- [WRITTEN PROBLEM]:
Exactly reproduce the lines from the line bearing "Read the values" through the end of the listing, inclusive of both; pictures are to be omitted.

- [SUPPLIED MATERIAL]:
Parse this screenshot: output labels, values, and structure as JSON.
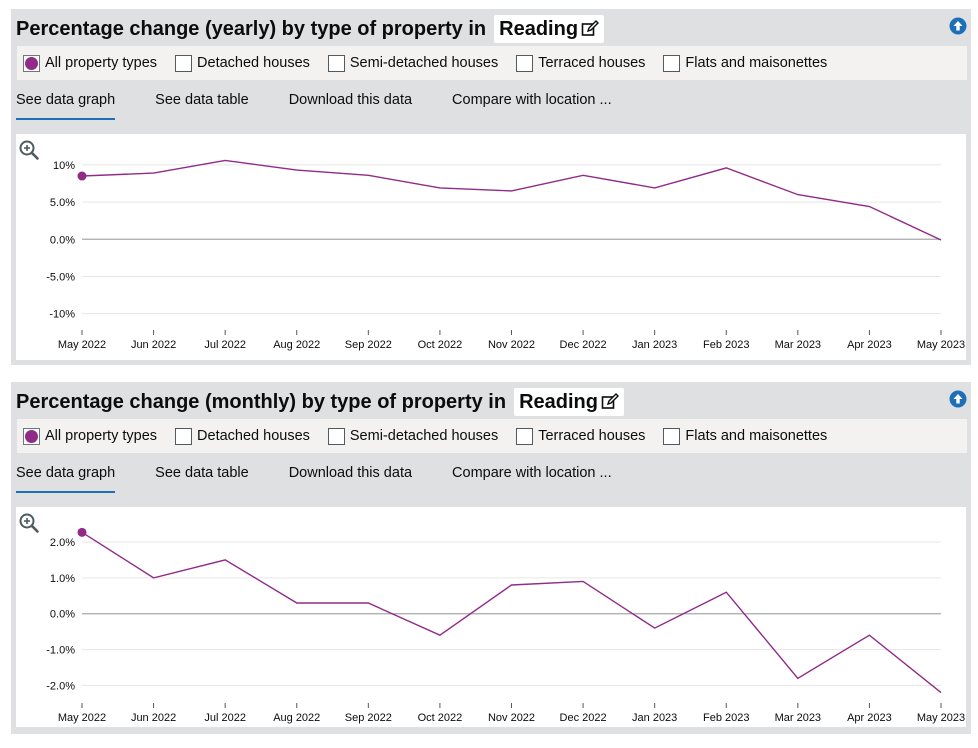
{
  "colors": {
    "series": "#912b88",
    "accent": "#1d70b8",
    "panel_bg": "#dee0e2"
  },
  "panels": [
    {
      "title": "Percentage change (yearly) by type of property in",
      "location": "Reading",
      "icons": {
        "edit": "edit-icon",
        "back_to_top": "arrow-up-circle-icon",
        "zoom": "zoom-in-icon"
      },
      "filters": [
        "All property types",
        "Detached houses",
        "Semi-detached houses",
        "Terraced houses",
        "Flats and maisonettes"
      ],
      "selected_filter": "All property types",
      "tabs": [
        "See data graph",
        "See data table",
        "Download this data",
        "Compare with location ..."
      ],
      "active_tab": "See data graph"
    },
    {
      "title": "Percentage change (monthly) by type of property in",
      "location": "Reading",
      "icons": {
        "edit": "edit-icon",
        "back_to_top": "arrow-up-circle-icon",
        "zoom": "zoom-in-icon"
      },
      "filters": [
        "All property types",
        "Detached houses",
        "Semi-detached houses",
        "Terraced houses",
        "Flats and maisonettes"
      ],
      "selected_filter": "All property types",
      "tabs": [
        "See data graph",
        "See data table",
        "Download this data",
        "Compare with location ..."
      ],
      "active_tab": "See data graph"
    }
  ],
  "chart_data": [
    {
      "type": "line",
      "x": [
        "May 2022",
        "Jun 2022",
        "Jul 2022",
        "Aug 2022",
        "Sep 2022",
        "Oct 2022",
        "Nov 2022",
        "Dec 2022",
        "Jan 2023",
        "Feb 2023",
        "Mar 2023",
        "Apr 2023",
        "May 2023"
      ],
      "series": [
        {
          "values": [
            8.5,
            8.9,
            10.6,
            9.3,
            8.6,
            6.9,
            6.5,
            8.6,
            6.9,
            9.6,
            6.0,
            4.4,
            -0.1
          ]
        }
      ],
      "yticks": [
        "10%",
        "5.0%",
        "0.0%",
        "-5.0%",
        "-10%"
      ],
      "ytick_values": [
        10,
        5,
        0,
        -5,
        -10
      ],
      "ylim": [
        -12.2,
        12
      ],
      "grid": true,
      "marker_on_first_point": true
    },
    {
      "type": "line",
      "x": [
        "May 2022",
        "Jun 2022",
        "Jul 2022",
        "Aug 2022",
        "Sep 2022",
        "Oct 2022",
        "Nov 2022",
        "Dec 2022",
        "Jan 2023",
        "Feb 2023",
        "Mar 2023",
        "Apr 2023",
        "May 2023"
      ],
      "series": [
        {
          "values": [
            2.27,
            1.0,
            1.5,
            0.3,
            0.3,
            -0.6,
            0.8,
            0.9,
            -0.4,
            0.6,
            -1.8,
            -0.6,
            -2.2
          ]
        }
      ],
      "yticks": [
        "2.0%",
        "1.0%",
        "0.0%",
        "-1.0%",
        "-2.0%"
      ],
      "ytick_values": [
        2,
        1,
        0,
        -1,
        -2
      ],
      "ylim": [
        -2.49,
        2.53
      ],
      "grid": true,
      "marker_on_first_point": true
    }
  ]
}
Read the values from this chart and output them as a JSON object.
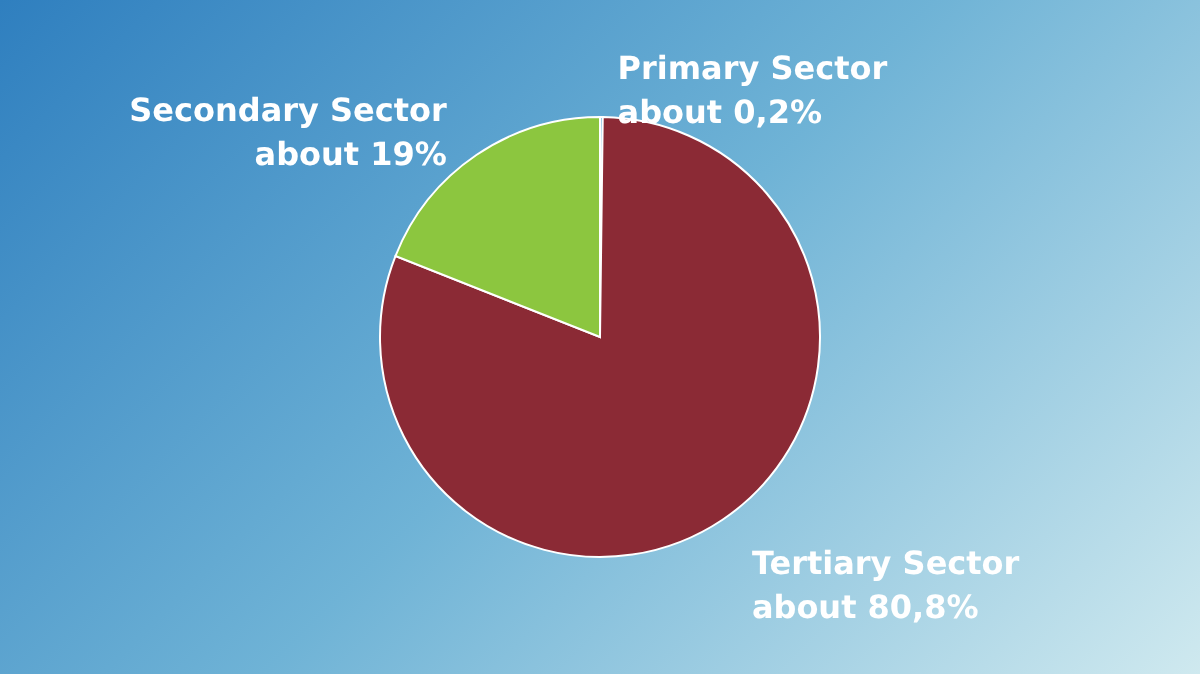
{
  "chart_data": {
    "type": "pie",
    "categories": [
      "Primary Sector",
      "Tertiary Sector",
      "Secondary Sector"
    ],
    "values": [
      0.2,
      80.8,
      19
    ],
    "colors": [
      "#4a9fd5",
      "#8b2a35",
      "#8cc63f"
    ],
    "value_labels": [
      "about 0,2%",
      "about 80,8%",
      "about  19%"
    ]
  }
}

- [WRITTEN ANSWER]:
Read the values from this chart and output them as a JSON object.
{
  "chart_data": {
    "type": "pie",
    "categories": [
      "Primary Sector",
      "Tertiary Sector",
      "Secondary Sector"
    ],
    "values": [
      0.2,
      80.8,
      19
    ],
    "colors": [
      "#4a9fd5",
      "#8b2a35",
      "#8cc63f"
    ],
    "value_labels": [
      "about 0,2%",
      "about 80,8%",
      "about  19%"
    ]
  }
}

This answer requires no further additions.